(Data items)
▽
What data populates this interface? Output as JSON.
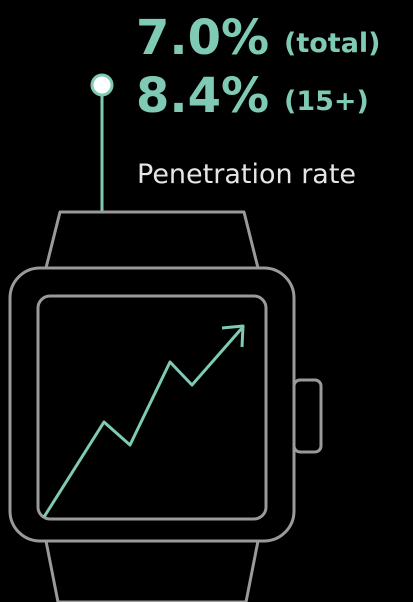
{
  "stats": [
    {
      "value": "7.0%",
      "label": "(total)"
    },
    {
      "value": "8.4%",
      "label": "(15+)"
    }
  ],
  "caption": "Penetration rate"
}
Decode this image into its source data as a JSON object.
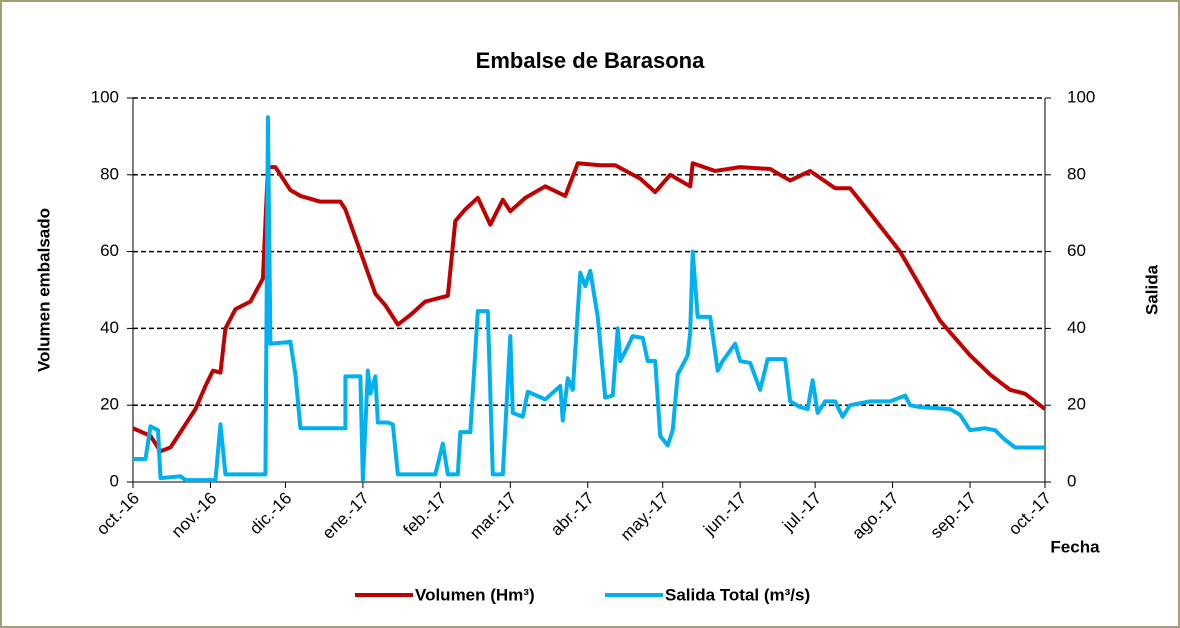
{
  "chart_data": {
    "type": "line",
    "title": "Embalse de Barasona",
    "x_label": "Fecha",
    "y_label": "Volumen embalsado",
    "y2_label": "Salida",
    "xlim": [
      0,
      365
    ],
    "xticks": [
      {
        "value": 0,
        "label": "oct.-16"
      },
      {
        "value": 31,
        "label": "nov.-16"
      },
      {
        "value": 61,
        "label": "dic.-16"
      },
      {
        "value": 92,
        "label": "ene.-17"
      },
      {
        "value": 123,
        "label": "feb.-17"
      },
      {
        "value": 151,
        "label": "mar.-17"
      },
      {
        "value": 182,
        "label": "abr.-17"
      },
      {
        "value": 212,
        "label": "may.-17"
      },
      {
        "value": 243,
        "label": "jun.-17"
      },
      {
        "value": 273,
        "label": "jul.-17"
      },
      {
        "value": 304,
        "label": "ago.-17"
      },
      {
        "value": 335,
        "label": "sep.-17"
      },
      {
        "value": 365,
        "label": "oct.-17"
      }
    ],
    "ylim": [
      0,
      100
    ],
    "yticks": [
      0,
      20,
      40,
      60,
      80,
      100
    ],
    "y2lim": [
      0,
      100
    ],
    "y2ticks": [
      0,
      20,
      40,
      60,
      80,
      100
    ],
    "grid": true,
    "legend": "bottom",
    "series": [
      {
        "name": "Volumen (Hm³)",
        "color": "#c00000",
        "x": [
          0,
          7,
          11,
          15,
          21,
          25,
          29,
          32,
          35,
          37,
          41,
          47,
          52,
          54,
          57,
          63,
          67,
          75,
          83,
          85,
          91,
          97,
          101,
          106,
          111,
          117,
          123,
          126,
          129,
          133,
          138,
          143,
          148,
          151,
          157,
          165,
          173,
          178,
          187,
          193,
          203,
          209,
          215,
          223,
          224,
          233,
          243,
          255,
          263,
          271,
          281,
          287,
          295,
          307,
          323,
          335,
          343,
          351,
          357,
          365
        ],
        "values": [
          14,
          12,
          8,
          9,
          15,
          19,
          25,
          29,
          28.5,
          40,
          45,
          47,
          53,
          82,
          82,
          76,
          74.5,
          73,
          73,
          71,
          60,
          49,
          46,
          41,
          43.5,
          47,
          48,
          48.5,
          68,
          71,
          74,
          67,
          73.5,
          70.5,
          74,
          77,
          74.5,
          83,
          82.5,
          82.5,
          79,
          75.5,
          80,
          77,
          83,
          81,
          82,
          81.5,
          78.5,
          81,
          76.5,
          76.5,
          70,
          60,
          42,
          33,
          28,
          24,
          23,
          19
        ]
      },
      {
        "name": "Salida Total (m³/s)",
        "color": "#00b0f0",
        "axis": "y2",
        "x": [
          0,
          5,
          7,
          10,
          11,
          19,
          21,
          33,
          35,
          37,
          43,
          53,
          54,
          55,
          63,
          65,
          67,
          85,
          85,
          91,
          92,
          94,
          95,
          97,
          98,
          102,
          104,
          106,
          121,
          124,
          126,
          130,
          131,
          135,
          138,
          142,
          144,
          148,
          151,
          152,
          156,
          158,
          165,
          171,
          172,
          174,
          176,
          179,
          181,
          183,
          186,
          189,
          192,
          194,
          195,
          197,
          200,
          204,
          206,
          209,
          211,
          214,
          216,
          218,
          222,
          223,
          224,
          226,
          231,
          234,
          236,
          241,
          243,
          247,
          251,
          254,
          261,
          263,
          267,
          270,
          272,
          274,
          277,
          281,
          284,
          287,
          295,
          303,
          309,
          311,
          315,
          327,
          331,
          335,
          341,
          345,
          349,
          353,
          359,
          365
        ],
        "values": [
          6,
          6,
          14.5,
          13.5,
          1,
          1.5,
          0.5,
          0.5,
          15,
          2,
          2,
          2,
          95,
          36,
          36.5,
          28,
          14,
          14,
          27.5,
          27.5,
          0.5,
          29,
          23,
          27.5,
          15.5,
          15.5,
          15,
          2,
          2,
          10,
          2,
          2,
          13,
          13,
          44.5,
          44.5,
          2,
          2,
          38,
          18,
          17,
          23.5,
          21.5,
          25,
          16,
          27,
          24,
          54.5,
          51,
          55,
          43,
          22,
          22.5,
          40,
          31.5,
          34,
          38,
          37.5,
          31.5,
          31.5,
          12,
          9.5,
          13.5,
          28,
          33,
          39,
          60,
          43,
          43,
          29,
          31.5,
          36,
          31.5,
          31,
          24,
          32,
          32,
          21,
          19.5,
          19,
          26.5,
          18,
          21,
          21,
          17,
          20,
          21,
          21,
          22.5,
          20,
          19.5,
          19,
          17.5,
          13.5,
          14,
          13.5,
          11,
          9,
          9,
          9
        ]
      }
    ]
  }
}
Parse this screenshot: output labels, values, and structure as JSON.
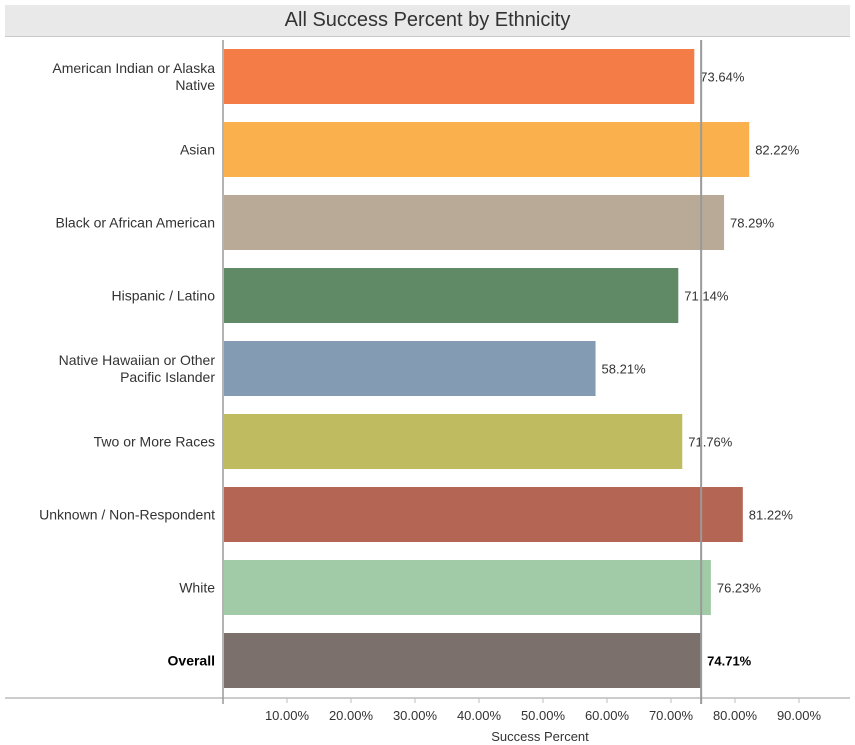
△
*DIRECTIONS:*
Return all lines containing "Volumen".

*OUTPUT OF THE EXERCISE:*
    "y_label": "Volumen embalsado",
        "name": "Volumen (Hm³)",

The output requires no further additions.